Gather the lines that hold the string "Growth".

Dataset records
——

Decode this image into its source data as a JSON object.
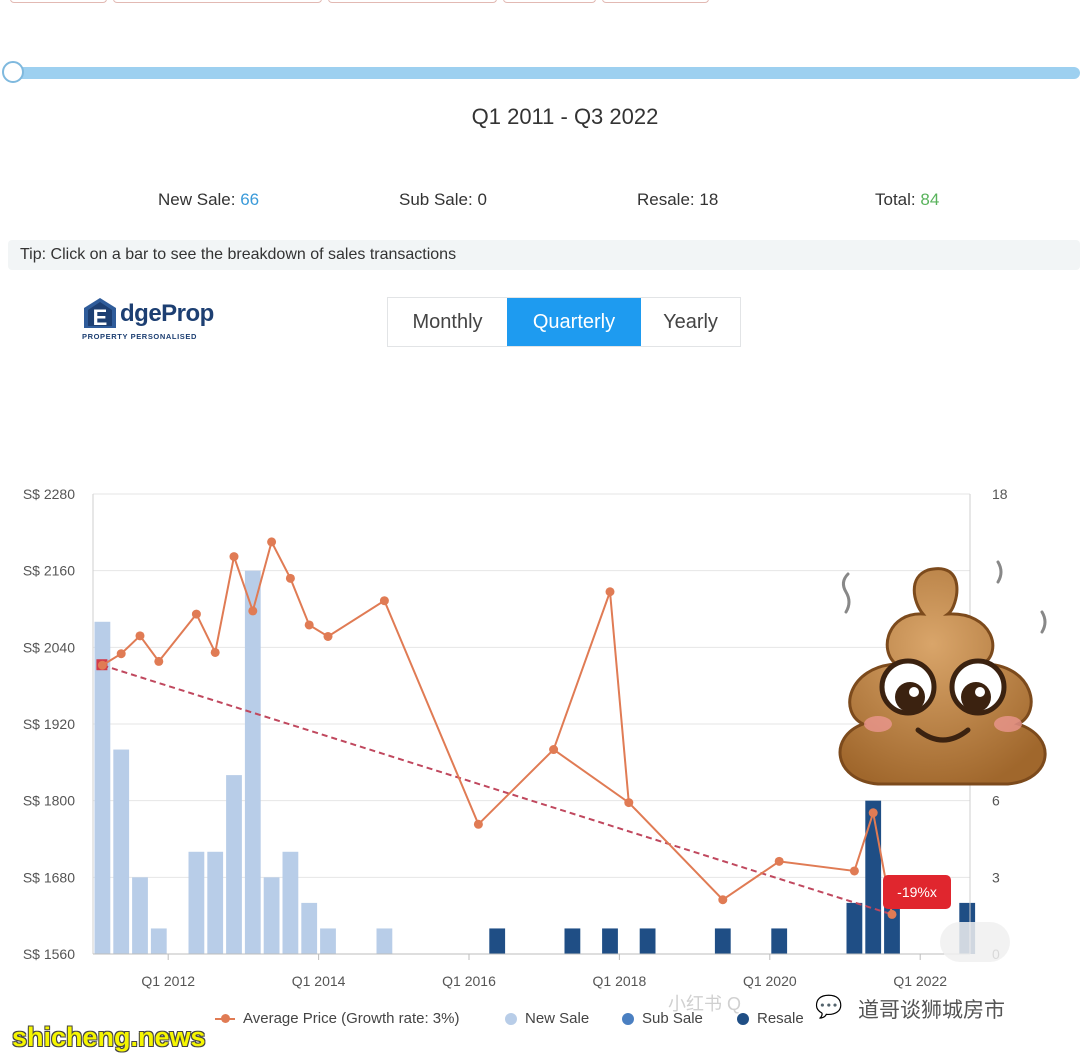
{
  "header": {
    "period_label": "Q1 2011 - Q3 2022",
    "stats": {
      "new_sale_label": "New Sale:",
      "new_sale_value": "66",
      "sub_sale_label": "Sub Sale:",
      "sub_sale_value": "0",
      "resale_label": "Resale:",
      "resale_value": "18",
      "total_label": "Total:",
      "total_value": "84"
    },
    "tip": "Tip: Click on a bar to see the breakdown of sales transactions"
  },
  "logo": {
    "word_e": "E",
    "word_rest": "dgeProp",
    "tagline": "PROPERTY PERSONALISED"
  },
  "toggle": {
    "options": [
      "Monthly",
      "Quarterly",
      "Yearly"
    ],
    "selected": "Quarterly"
  },
  "legend": {
    "average_price": "Average Price (Growth rate: 3%)",
    "new_sale": "New Sale",
    "sub_sale": "Sub Sale",
    "resale": "Resale"
  },
  "badge": {
    "text": "-19%x"
  },
  "watermark": {
    "icon": "wechat-icon",
    "text": "道哥谈狮城房市",
    "faint": "小红书 Q"
  },
  "site": {
    "text": "shicheng.news"
  },
  "colors": {
    "new_sale": "#b8cde8",
    "sub_sale": "#4a7fc1",
    "resale": "#1f4e85",
    "price": "#e07b54",
    "trend": "#c0485e",
    "accent": "#1e9bf0"
  },
  "chart_data": {
    "type": "bar",
    "x_tick_labels": [
      "Q1 2012",
      "Q1 2014",
      "Q1 2016",
      "Q1 2018",
      "Q1 2020",
      "Q1 2022"
    ],
    "x_tick_quarters": [
      "Q1 2012",
      "Q1 2014",
      "Q1 2016",
      "Q1 2018",
      "Q1 2020",
      "Q1 2022"
    ],
    "quarters_range": [
      "Q1 2011",
      "Q3 2022"
    ],
    "y_left": {
      "labels": [
        "S$ 2280",
        "S$ 2160",
        "S$ 2040",
        "S$ 1920",
        "S$ 1800",
        "S$ 1680",
        "S$ 1560"
      ],
      "min": 1560,
      "max": 2280
    },
    "y_right": {
      "labels": [
        "18",
        "6",
        "3",
        "0"
      ],
      "ticks": [
        18,
        6,
        3,
        0
      ],
      "min": 0,
      "max": 18
    },
    "series": [
      {
        "name": "New Sale",
        "bars": [
          {
            "q": "Q1 2011",
            "v": 13
          },
          {
            "q": "Q2 2011",
            "v": 8
          },
          {
            "q": "Q3 2011",
            "v": 3
          },
          {
            "q": "Q4 2011",
            "v": 1
          },
          {
            "q": "Q2 2012",
            "v": 4
          },
          {
            "q": "Q3 2012",
            "v": 4
          },
          {
            "q": "Q4 2012",
            "v": 7
          },
          {
            "q": "Q1 2013",
            "v": 15
          },
          {
            "q": "Q2 2013",
            "v": 3
          },
          {
            "q": "Q3 2013",
            "v": 4
          },
          {
            "q": "Q4 2013",
            "v": 2
          },
          {
            "q": "Q1 2014",
            "v": 1
          },
          {
            "q": "Q4 2014",
            "v": 1
          }
        ]
      },
      {
        "name": "Sub Sale",
        "bars": []
      },
      {
        "name": "Resale",
        "bars": [
          {
            "q": "Q2 2016",
            "v": 1
          },
          {
            "q": "Q2 2017",
            "v": 1
          },
          {
            "q": "Q4 2017",
            "v": 1
          },
          {
            "q": "Q2 2018",
            "v": 1
          },
          {
            "q": "Q2 2019",
            "v": 1
          },
          {
            "q": "Q1 2020",
            "v": 1
          },
          {
            "q": "Q1 2021",
            "v": 2
          },
          {
            "q": "Q2 2021",
            "v": 6
          },
          {
            "q": "Q3 2021",
            "v": 2
          },
          {
            "q": "Q3 2022",
            "v": 2
          }
        ]
      },
      {
        "name": "Average Price (Growth rate: 3%)",
        "points": [
          {
            "q": "Q1 2011",
            "v": 2012
          },
          {
            "q": "Q2 2011",
            "v": 2030
          },
          {
            "q": "Q3 2011",
            "v": 2058
          },
          {
            "q": "Q4 2011",
            "v": 2018
          },
          {
            "q": "Q2 2012",
            "v": 2092
          },
          {
            "q": "Q3 2012",
            "v": 2032
          },
          {
            "q": "Q4 2012",
            "v": 2182
          },
          {
            "q": "Q1 2013",
            "v": 2097
          },
          {
            "q": "Q2 2013",
            "v": 2205
          },
          {
            "q": "Q3 2013",
            "v": 2148
          },
          {
            "q": "Q4 2013",
            "v": 2075
          },
          {
            "q": "Q1 2014",
            "v": 2057
          },
          {
            "q": "Q4 2014",
            "v": 2113
          },
          {
            "q": "Q1 2016",
            "v": 1763
          },
          {
            "q": "Q1 2017",
            "v": 1880
          },
          {
            "q": "Q1 2018",
            "v": 1797
          },
          {
            "q": "Q2 2019",
            "v": 1645
          },
          {
            "q": "Q1 2020",
            "v": 1705
          },
          {
            "q": "Q1 2021",
            "v": 1690
          },
          {
            "q": "Q2 2021",
            "v": 1781
          },
          {
            "q": "Q3 2021",
            "v": 1622
          }
        ]
      },
      {
        "name": "Average Price",
        "points": [
          {
            "q": "Q4 2017",
            "v": 2127
          }
        ]
      }
    ],
    "trend_line": {
      "from": {
        "q": "Q1 2011",
        "v": 2012
      },
      "to": {
        "q": "Q3 2021",
        "v": 1622
      }
    },
    "grid": true,
    "legend_position": "bottom"
  }
}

——

■ TASK RESULT ■
    "average_price": "Average Price (Growth rate: 3%)",
        "name": "Average Price (Growth rate: 3%)",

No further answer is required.